What you need to do: Each line below should be retyped exactly, with no pictures.
━━ Data lines ━━
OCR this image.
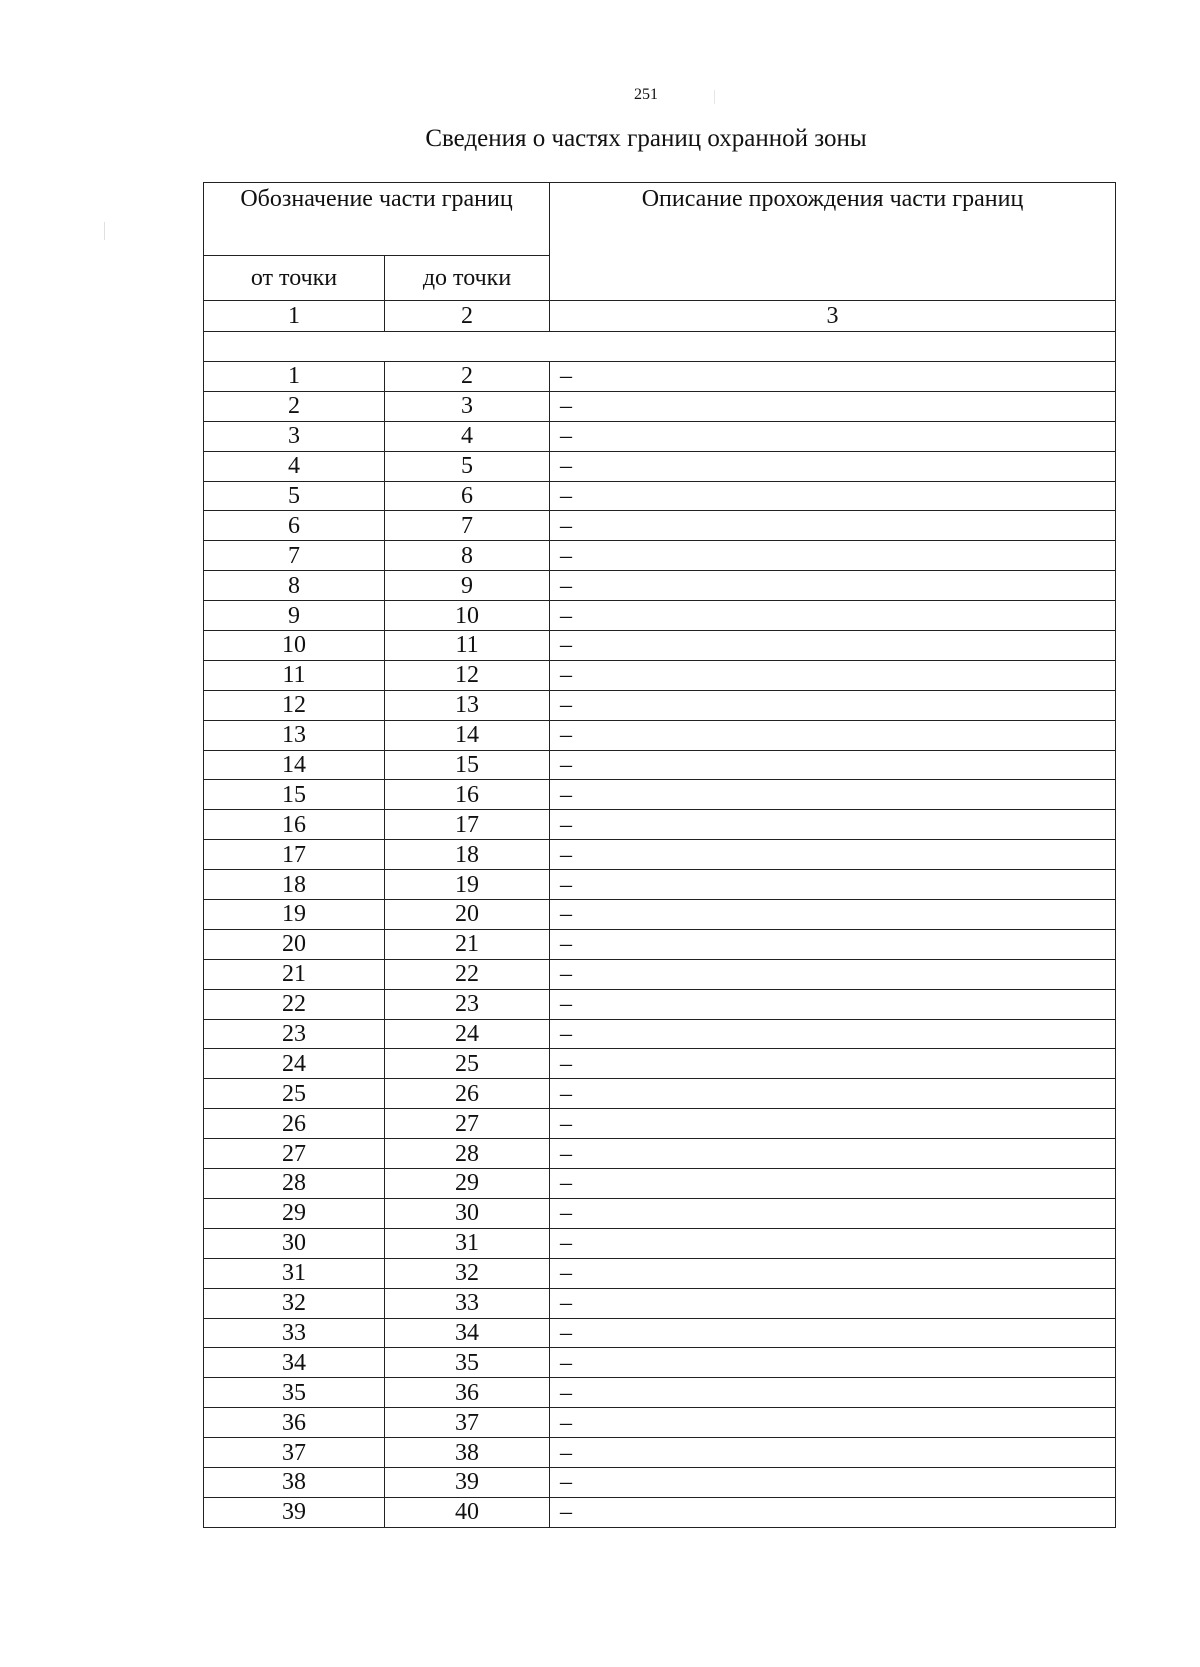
251
Сведения о частях границ охранной зоны
Обозначение части границ		Описание прохождения части границ
от точки	до точки	
1	2	3

1	2	–
2	3	–
3	4	–
4	5	–
5	6	–
6	7	–
7	8	–
8	9	–
9	10	–
10	11	–
11	12	–
12	13	–
13	14	–
14	15	–
15	16	–
16	17	–
17	18	–
18	19	–
19	20	–
20	21	–
21	22	–
22	23	–
23	24	–
24	25	–
25	26	–
26	27	–
27	28	–
28	29	–
29	30	–
30	31	–
31	32	–
32	33	–
33	34	–
34	35	–
35	36	–
36	37	–
37	38	–
38	39	–
39	40	–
━━━
Result of this task:
OCR this image.
251
Сведения о частях границ охранной зоны
Обозначение части границ		Описание прохождения части границ
от точки	до точки	
1	2	3

1	2	–
2	3	–
3	4	–
4	5	–
5	6	–
6	7	–
7	8	–
8	9	–
9	10	–
10	11	–
11	12	–
12	13	–
13	14	–
14	15	–
15	16	–
16	17	–
17	18	–
18	19	–
19	20	–
20	21	–
21	22	–
22	23	–
23	24	–
24	25	–
25	26	–
26	27	–
27	28	–
28	29	–
29	30	–
30	31	–
31	32	–
32	33	–
33	34	–
34	35	–
35	36	–
36	37	–
37	38	–
38	39	–
39	40	–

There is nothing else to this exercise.